Directions for this task: Review the lines that follow and copy each one that contains the word "username".

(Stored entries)

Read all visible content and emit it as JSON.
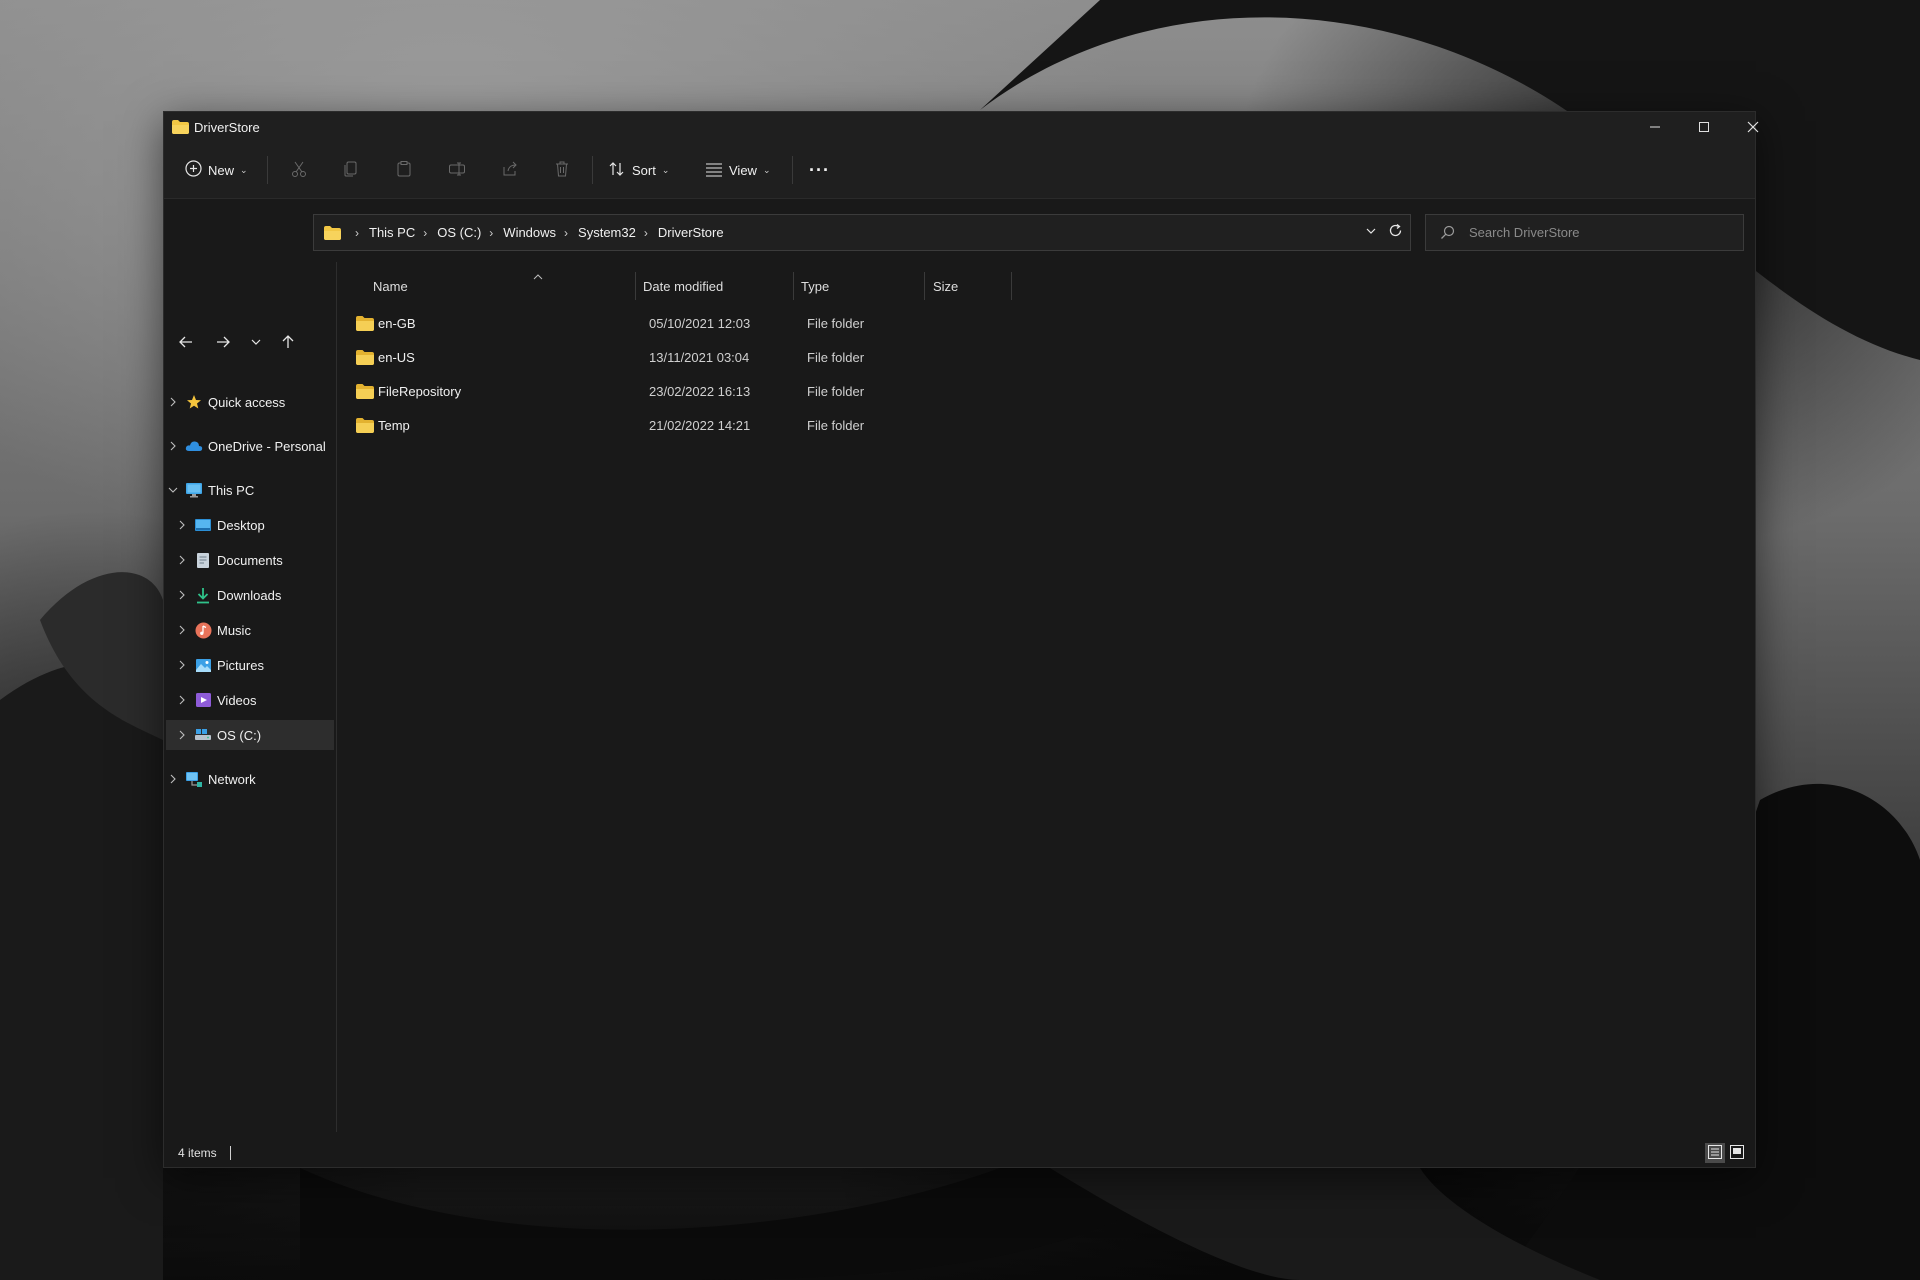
{
  "window": {
    "title": "DriverStore"
  },
  "toolbar": {
    "new_label": "New",
    "sort_label": "Sort",
    "view_label": "View",
    "more_label": "···"
  },
  "address": {
    "crumbs": [
      "This PC",
      "OS (C:)",
      "Windows",
      "System32",
      "DriverStore"
    ]
  },
  "search": {
    "placeholder": "Search DriverStore"
  },
  "sidebar": {
    "items": [
      {
        "label": "Quick access",
        "icon": "star-icon"
      },
      {
        "label": "OneDrive - Personal",
        "icon": "cloud-icon"
      },
      {
        "label": "This PC",
        "icon": "computer-icon"
      },
      {
        "label": "Desktop",
        "icon": "desktop-icon"
      },
      {
        "label": "Documents",
        "icon": "documents-icon"
      },
      {
        "label": "Downloads",
        "icon": "download-icon"
      },
      {
        "label": "Music",
        "icon": "music-icon"
      },
      {
        "label": "Pictures",
        "icon": "pictures-icon"
      },
      {
        "label": "Videos",
        "icon": "videos-icon"
      },
      {
        "label": "OS (C:)",
        "icon": "drive-icon"
      },
      {
        "label": "Network",
        "icon": "network-icon"
      }
    ]
  },
  "columns": {
    "name": "Name",
    "date": "Date modified",
    "type": "Type",
    "size": "Size"
  },
  "files": [
    {
      "name": "en-GB",
      "date": "05/10/2021 12:03",
      "type": "File folder",
      "size": ""
    },
    {
      "name": "en-US",
      "date": "13/11/2021 03:04",
      "type": "File folder",
      "size": ""
    },
    {
      "name": "FileRepository",
      "date": "23/02/2022 16:13",
      "type": "File folder",
      "size": ""
    },
    {
      "name": "Temp",
      "date": "21/02/2022 14:21",
      "type": "File folder",
      "size": ""
    }
  ],
  "status": {
    "item_count": "4 items"
  },
  "colors": {
    "folder": "#f2c744",
    "window_bg": "#191919",
    "selected": "#2d2d2d",
    "accent": "#4aa3f0"
  }
}
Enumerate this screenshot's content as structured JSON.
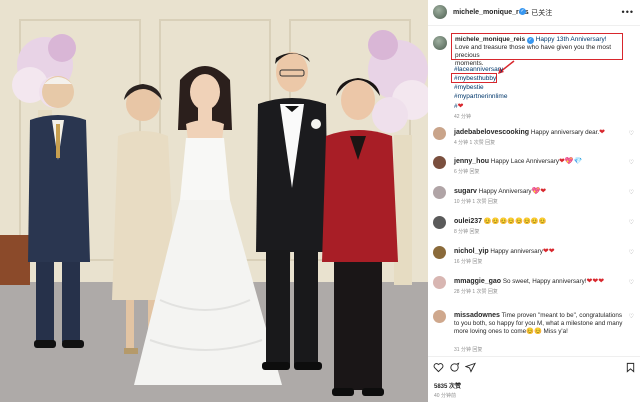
{
  "post": {
    "username": "michele_monique_reis",
    "verified_badge": "✓",
    "follow_status": "· 已关注",
    "more": "•••",
    "caption": {
      "username": "michele_monique_reis",
      "line1": " Happy 13th Anniversary!",
      "line2": "Love and treasure those who have given you the most precious",
      "line3": "moments."
    },
    "hashtags": [
      "#laceanniversary",
      "#mybesthubby",
      "#mybestie",
      "#mypartnerinnlime",
      "#"
    ],
    "heart": "❤",
    "caption_time": "42 分钟",
    "likes": "5835 次赞",
    "date": "40 分钟前"
  },
  "comments": [
    {
      "user": "jadebabelovescooking",
      "text": "Happy anniversary dear.",
      "emoji": "❤",
      "meta": "4 分钟  1 次赞  回复"
    },
    {
      "user": "jenny_hou",
      "text": "Happy Lace Anniversary",
      "emoji": "❤💖💎",
      "meta": "6 分钟  回复"
    },
    {
      "user": "sugarv",
      "text": "Happy Anniversary",
      "emoji": "💖❤",
      "meta": "10 分钟  1 次赞  回复"
    },
    {
      "user": "oulei237",
      "text": "",
      "emoji": "😊😊😊😊😊😊😊😊",
      "meta": "8 分钟  回复"
    },
    {
      "user": "nichol_yip",
      "text": "Happy anniversary",
      "emoji": "❤❤",
      "meta": "16 分钟  回复"
    },
    {
      "user": "mmaggie_gao",
      "text": "So sweet, Happy anniversary!",
      "emoji": "❤❤❤",
      "meta": "28 分钟  1 次赞  回复"
    },
    {
      "user": "missadownes",
      "text": "Time proven \"meant to be\", congratulations to you both, so happy for you M, what a milestone and many more loving ones to come",
      "emoji": "😊😊",
      "extra": " Miss y'a!",
      "meta": "31 分钟  回复"
    }
  ],
  "colors": {
    "highlight_red": "#d8272d",
    "link_blue": "#00376b",
    "verified_blue": "#3897f0",
    "meta_gray": "#8e8e8e"
  },
  "icons": [
    "heart-icon",
    "comment-icon",
    "share-icon",
    "bookmark-icon"
  ]
}
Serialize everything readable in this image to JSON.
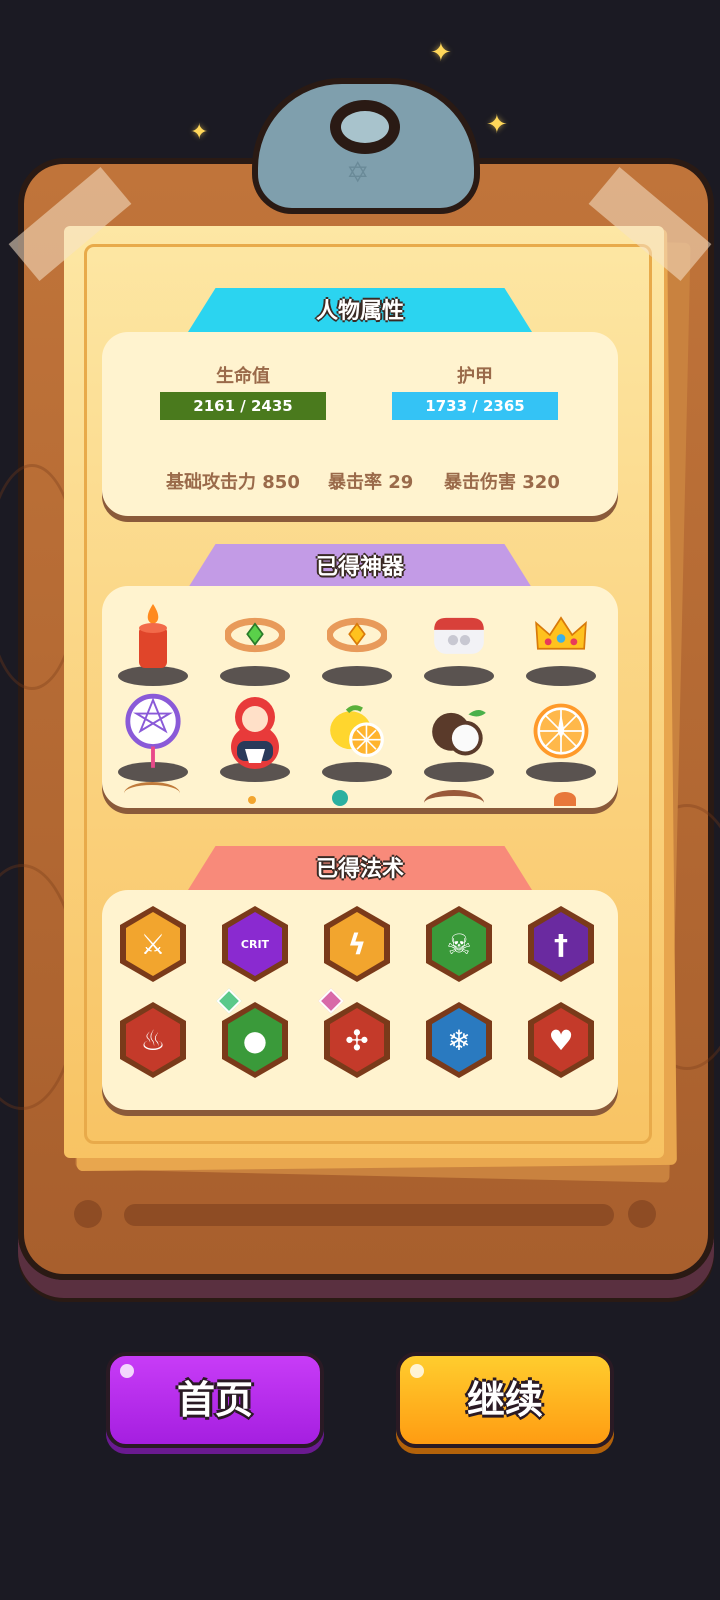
{
  "colors": {
    "background": "#1b1a23",
    "hp_bar": "#4a7a1d",
    "armor_bar": "#34c3f5",
    "stats_tab": "#2bd4f0",
    "artifacts_tab": "#c39be6",
    "spells_tab": "#f88a7a",
    "home_button": "#b12ae9",
    "continue_button": "#ffb21e"
  },
  "stats": {
    "title": "人物属性",
    "hp_label": "生命值",
    "hp_value": "2161 / 2435",
    "hp_current": 2161,
    "hp_max": 2435,
    "armor_label": "护甲",
    "armor_value": "1733 / 2365",
    "armor_current": 1733,
    "armor_max": 2365,
    "attack": "基础攻击力 850",
    "crit_rate": "暴击率 29",
    "crit_damage": "暴击伤害 320"
  },
  "artifacts": {
    "title": "已得神器",
    "items": [
      {
        "icon": "candle-icon"
      },
      {
        "icon": "green-gem-bracelet-icon"
      },
      {
        "icon": "orange-gem-bracelet-icon"
      },
      {
        "icon": "earbuds-case-icon"
      },
      {
        "icon": "crown-icon"
      },
      {
        "icon": "dreamcatcher-icon"
      },
      {
        "icon": "nesting-doll-icon"
      },
      {
        "icon": "lemon-icon"
      },
      {
        "icon": "coconut-icon"
      },
      {
        "icon": "orange-slice-icon"
      }
    ]
  },
  "spells": {
    "title": "已得法术",
    "items": [
      {
        "icon": "crossed-swords-icon",
        "color": "#f2a52e"
      },
      {
        "icon": "crit-burst-icon",
        "color": "#8a2ad0",
        "label": "CRIT"
      },
      {
        "icon": "lightning-shield-icon",
        "color": "#f2a52e"
      },
      {
        "icon": "poison-skull-icon",
        "color": "#3a9a3a"
      },
      {
        "icon": "sword-shield-icon",
        "color": "#6a2aa0"
      },
      {
        "icon": "fire-shield-icon",
        "color": "#c43a2a"
      },
      {
        "icon": "sheep-icon",
        "color": "#3a9a3a",
        "gem": "#5ac98a"
      },
      {
        "icon": "spinning-blades-icon",
        "color": "#c43a2a",
        "gem": "#d86aa8"
      },
      {
        "icon": "ice-snowflake-icon",
        "color": "#2a7ac0"
      },
      {
        "icon": "heart-pulse-icon",
        "color": "#c43a2a"
      }
    ]
  },
  "buttons": {
    "home": "首页",
    "continue": "继续"
  }
}
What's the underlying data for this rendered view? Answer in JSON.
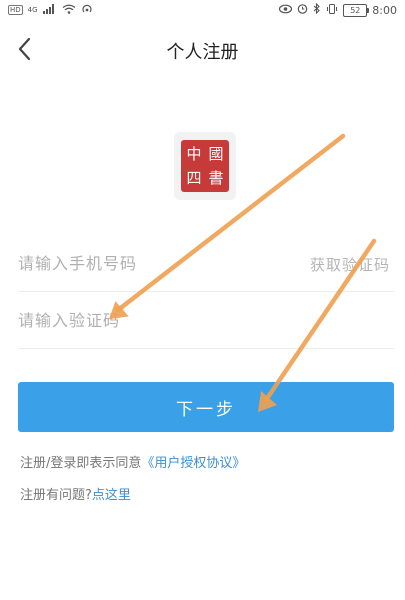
{
  "status_bar": {
    "badge": "HD",
    "network": "4G",
    "battery": "52",
    "time": "8:00"
  },
  "header": {
    "title": "个人注册"
  },
  "logo": {
    "chars": [
      "中",
      "國",
      "四",
      "書"
    ]
  },
  "form": {
    "phone_placeholder": "请输入手机号码",
    "get_code_label": "获取验证码",
    "code_placeholder": "请输入验证码",
    "next_label": "下一步"
  },
  "footer": {
    "agreement_prefix": "注册/登录即表示同意",
    "agreement_link": "《用户授权协议》",
    "help_prefix": "注册有问题?",
    "help_link": "点这里"
  },
  "colors": {
    "accent": "#3aa0e8",
    "link": "#3a8fd6",
    "annotation_arrow": "#f0a050",
    "seal": "#c73a3a"
  }
}
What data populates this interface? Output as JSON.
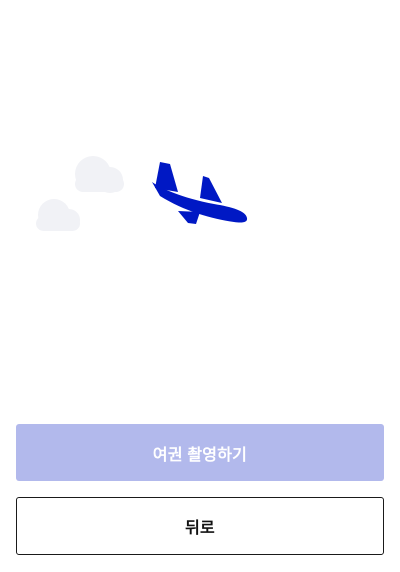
{
  "illustration": {
    "icons": [
      "cloud-icon",
      "cloud-icon",
      "airplane-icon"
    ],
    "colors": {
      "cloud": "#f1f2f6",
      "airplane": "#0018c4"
    }
  },
  "actions": {
    "primary_label": "여권 촬영하기",
    "primary_color": "#b2b9ec",
    "primary_disabled": true,
    "secondary_label": "뒤로",
    "secondary_border_color": "#1a1a1a"
  }
}
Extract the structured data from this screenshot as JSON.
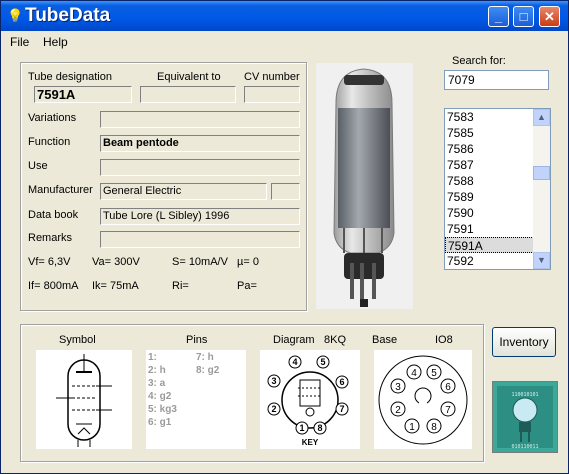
{
  "window": {
    "title": "TubeData",
    "minimize": "_",
    "maximize": "□",
    "close": "✕"
  },
  "menu": {
    "file": "File",
    "help": "Help"
  },
  "main": {
    "tube_designation_label": "Tube designation",
    "equivalent_label": "Equivalent to",
    "cv_label": "CV number",
    "tube_designation": "7591A",
    "equivalent": "",
    "cv_number": "",
    "variations_label": "Variations",
    "variations": "",
    "function_label": "Function",
    "function": "Beam pentode",
    "use_label": "Use",
    "use": "",
    "manufacturer_label": "Manufacturer",
    "manufacturer": "General Electric",
    "manufacturer_code": "",
    "databook_label": "Data book",
    "databook": "Tube Lore (L Sibley) 1996",
    "remarks_label": "Remarks",
    "remarks": "",
    "params_row1": {
      "vf": "Vf= 6,3V",
      "va": "Va=  300V",
      "s": "S= 10mA/V",
      "mu": "µ=    0"
    },
    "params_row2": {
      "if": "If= 800mA",
      "ik": "Ik=  75mA",
      "ri": "Ri=",
      "pa": "Pa="
    }
  },
  "search": {
    "label": "Search for:",
    "value": "7079",
    "items": [
      "7583",
      "7585",
      "7586",
      "7587",
      "7588",
      "7589",
      "7590",
      "7591",
      "7591A",
      "7592"
    ],
    "selected_index": 8
  },
  "bottom": {
    "symbol_label": "Symbol",
    "pins_label": "Pins",
    "diagram_label": "Diagram",
    "diagram_code": "8KQ",
    "base_label": "Base",
    "base_code": "IO8",
    "pins_left": [
      "1:",
      "2: h",
      "3: a",
      "4: g2",
      "5: kg3",
      "6: g1"
    ],
    "pins_right": [
      "7: h",
      "8: g2"
    ],
    "key_label": "KEY",
    "diagram_pins": [
      "1",
      "2",
      "3",
      "4",
      "5",
      "6",
      "7",
      "8"
    ],
    "base_pins": [
      "1",
      "2",
      "3",
      "4",
      "5",
      "6",
      "7",
      "8"
    ]
  },
  "inventory_button": "Inventory"
}
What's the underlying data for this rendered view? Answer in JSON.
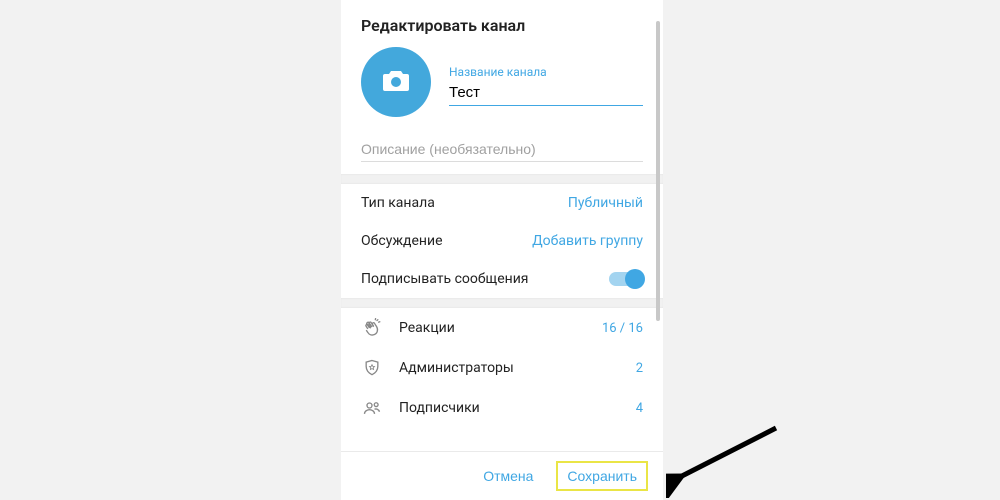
{
  "dialog": {
    "title": "Редактировать канал",
    "name": {
      "label": "Название канала",
      "value": "Тест"
    },
    "description": {
      "placeholder": "Описание (необязательно)",
      "value": ""
    },
    "settings": {
      "type": {
        "label": "Тип канала",
        "value": "Публичный"
      },
      "discussion": {
        "label": "Обсуждение",
        "value": "Добавить группу"
      },
      "sign": {
        "label": "Подписывать сообщения",
        "on": true
      }
    },
    "management": {
      "reactions": {
        "label": "Реакции",
        "count": "16 / 16"
      },
      "admins": {
        "label": "Администраторы",
        "count": "2"
      },
      "subscribers": {
        "label": "Подписчики",
        "count": "4"
      }
    },
    "buttons": {
      "cancel": "Отмена",
      "save": "Сохранить"
    }
  },
  "colors": {
    "accent": "#40a7e3"
  }
}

Response:
    "username": "michele_monique_reis",
      "username": "michele_monique_reis",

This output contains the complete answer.